SUPPLIED PASSAGE ->
....................
Perspective and Prospects

Jan Baptista van Helmont, a seventeenth-century medical chemist, was the first to describe the diseases and digestive juices of the GI tract scientifically. Gastroenterology can be said to have started with his studies (he also coined the word “gas”). Yet no one directly observed the operations of digestion until 1833, when US Army surgeon William Beaumont cared for a French Canadian with a bullet wound to the stomach. The wound remained open, and Beaumont could watch the action of gastric juices and the stomach’s mixing and grinding action. Throughout the nineteenth century, there were advances in the understanding and treatment of the GI tract, including the introduction of enemas and gastric lavage (washing out), x-rays, and an early form of endoscopy.

As it did for most branches of medicine, twentieth century technology greatly expanded the role of gastroenterology in diagnosing, preventing, and treating disease. Imaging and endoscopy especially have revolutionized the field. In 1932, Rudolph Schindler developed a flexible gastroscope, and in 1943, Lester Dragstedt performed the first vagotomy (surgically cutting the vagus nerve) to reduce stomach acid secretions. Advances were also made to heal peptic ulcers with a special diet. The second half of the twentieth century saw an escalating number of refinements and innovations in procedures but was most remarkable for the development of drugs.

This progress has meant that far fewer surgical procedures are needed for common GI diseases. Because of new medicines, ulcer disease rarely requires surgery. Gallstones in the common bile duct that once necessitated surgical removal now may be taken out during an ERCP; a stent (perforated tube) can be inserted into a blocked bile duct under a gastroenterologist’s guidance to keep bile flowing from the liver. Screenings for colon cancer and the removal of polyps, which can become cancerous, often identify cancerous or precancerous areas early and permit surgeons to remove tumors before the cancer spreads, sometimes making surgery unnecessary. Patients who once might have died because of a blocked or strictured esophagus can now be relieved and quickly released from the hospital. The overall trend has been shorter hospital stays and lower medical costs for common ailments. The sophistication of equipment and the training needed to treat difficult problems, however, have correspondingly inflated costs, as has the tendency to medicate painful ailments that sufferers once had to steel themselves to endure, such as irritable bowel syndrome.
....................
ENTRIES SUPPLIED ->
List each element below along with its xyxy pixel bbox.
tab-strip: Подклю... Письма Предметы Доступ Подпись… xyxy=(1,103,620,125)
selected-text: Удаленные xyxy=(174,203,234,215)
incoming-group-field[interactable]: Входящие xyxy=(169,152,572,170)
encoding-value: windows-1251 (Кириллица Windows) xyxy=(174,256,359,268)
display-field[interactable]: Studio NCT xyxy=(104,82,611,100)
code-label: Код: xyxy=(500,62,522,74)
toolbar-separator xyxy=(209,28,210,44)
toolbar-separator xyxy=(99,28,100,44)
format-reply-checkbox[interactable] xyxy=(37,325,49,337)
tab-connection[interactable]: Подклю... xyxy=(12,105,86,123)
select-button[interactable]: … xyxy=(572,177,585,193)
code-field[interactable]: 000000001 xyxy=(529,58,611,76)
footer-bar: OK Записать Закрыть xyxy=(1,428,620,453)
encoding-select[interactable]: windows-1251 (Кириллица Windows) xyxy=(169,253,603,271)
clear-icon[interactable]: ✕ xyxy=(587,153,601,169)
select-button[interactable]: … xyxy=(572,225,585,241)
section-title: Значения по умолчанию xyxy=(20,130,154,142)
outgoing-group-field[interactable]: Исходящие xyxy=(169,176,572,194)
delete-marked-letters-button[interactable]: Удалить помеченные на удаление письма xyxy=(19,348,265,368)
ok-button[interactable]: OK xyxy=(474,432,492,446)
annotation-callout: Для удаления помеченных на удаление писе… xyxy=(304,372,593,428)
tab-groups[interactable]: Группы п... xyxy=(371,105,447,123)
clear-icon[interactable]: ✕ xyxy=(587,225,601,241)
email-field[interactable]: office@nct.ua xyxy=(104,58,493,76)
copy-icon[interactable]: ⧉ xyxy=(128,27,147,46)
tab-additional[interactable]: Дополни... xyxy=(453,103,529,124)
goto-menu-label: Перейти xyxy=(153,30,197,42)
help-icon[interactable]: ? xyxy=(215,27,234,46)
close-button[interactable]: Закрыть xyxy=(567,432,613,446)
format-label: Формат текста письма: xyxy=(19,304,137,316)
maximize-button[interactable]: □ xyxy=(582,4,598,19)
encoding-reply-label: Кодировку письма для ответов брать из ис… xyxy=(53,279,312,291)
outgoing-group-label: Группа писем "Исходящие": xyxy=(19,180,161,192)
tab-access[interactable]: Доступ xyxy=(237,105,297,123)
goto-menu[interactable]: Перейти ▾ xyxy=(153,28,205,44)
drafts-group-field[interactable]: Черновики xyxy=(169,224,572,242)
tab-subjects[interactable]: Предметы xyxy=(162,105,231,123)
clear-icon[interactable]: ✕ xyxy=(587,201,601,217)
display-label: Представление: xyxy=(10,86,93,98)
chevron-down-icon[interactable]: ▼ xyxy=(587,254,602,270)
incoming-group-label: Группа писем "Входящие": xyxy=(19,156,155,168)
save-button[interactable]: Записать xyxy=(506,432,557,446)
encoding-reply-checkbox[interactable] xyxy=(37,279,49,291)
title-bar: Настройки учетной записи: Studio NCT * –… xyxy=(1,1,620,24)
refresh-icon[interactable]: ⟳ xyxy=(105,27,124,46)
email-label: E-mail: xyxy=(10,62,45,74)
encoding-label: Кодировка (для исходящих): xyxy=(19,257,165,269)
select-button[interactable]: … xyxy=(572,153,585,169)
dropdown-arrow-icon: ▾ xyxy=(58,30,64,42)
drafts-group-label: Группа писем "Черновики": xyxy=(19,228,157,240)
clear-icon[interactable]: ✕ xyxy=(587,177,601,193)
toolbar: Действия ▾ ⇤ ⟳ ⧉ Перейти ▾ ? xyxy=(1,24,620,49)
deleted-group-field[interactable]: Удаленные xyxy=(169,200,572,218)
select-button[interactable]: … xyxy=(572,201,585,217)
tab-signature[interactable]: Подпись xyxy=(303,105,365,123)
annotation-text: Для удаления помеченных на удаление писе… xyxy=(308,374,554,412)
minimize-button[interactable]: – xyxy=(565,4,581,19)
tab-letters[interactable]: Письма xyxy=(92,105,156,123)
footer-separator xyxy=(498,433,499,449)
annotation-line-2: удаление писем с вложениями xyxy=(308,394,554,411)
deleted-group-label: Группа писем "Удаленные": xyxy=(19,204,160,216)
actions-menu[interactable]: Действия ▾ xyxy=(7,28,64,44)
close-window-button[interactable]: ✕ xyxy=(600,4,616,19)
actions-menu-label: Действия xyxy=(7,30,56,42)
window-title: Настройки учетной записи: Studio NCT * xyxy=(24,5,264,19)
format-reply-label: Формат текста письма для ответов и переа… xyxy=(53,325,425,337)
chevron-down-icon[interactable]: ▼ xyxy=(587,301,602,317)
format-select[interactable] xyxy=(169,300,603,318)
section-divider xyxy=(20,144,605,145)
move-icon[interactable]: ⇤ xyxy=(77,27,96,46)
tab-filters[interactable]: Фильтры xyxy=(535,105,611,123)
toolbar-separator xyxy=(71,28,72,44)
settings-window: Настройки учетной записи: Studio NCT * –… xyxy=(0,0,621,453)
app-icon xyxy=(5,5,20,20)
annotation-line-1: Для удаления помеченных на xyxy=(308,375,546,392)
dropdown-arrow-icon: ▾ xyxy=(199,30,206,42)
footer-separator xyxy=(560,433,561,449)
....................
PROMPT 1 ->
According to the passage on the history of gastroenterology, in what year did Lester Dragstedt perform the first vagotomy?
PROMPT 2 ->
From the gastroenterology passage, return the text between "As it did for" and "development of drugs.", inclusive.

TASK SOLUTION 1 ->
1943

TASK SOLUTION 2 ->
As it did for most branches of medicine, twentieth century technology greatly expanded the role of gastroenterology in diagnosing, preventing, and treating disease. Imaging and endoscopy especially have revolutionized the field. In 1932, Rudolph Schindler developed a flexible gastroscope, and in 1943, Lester Dragstedt performed the first vagotomy (surgically cutting the vagus nerve) to reduce stomach acid secretions. Advances were also made to heal peptic ulcers with a special diet. The second half of the twentieth century saw an escalating number of refinements and innovations in procedures but was most remarkable for the development of drugs.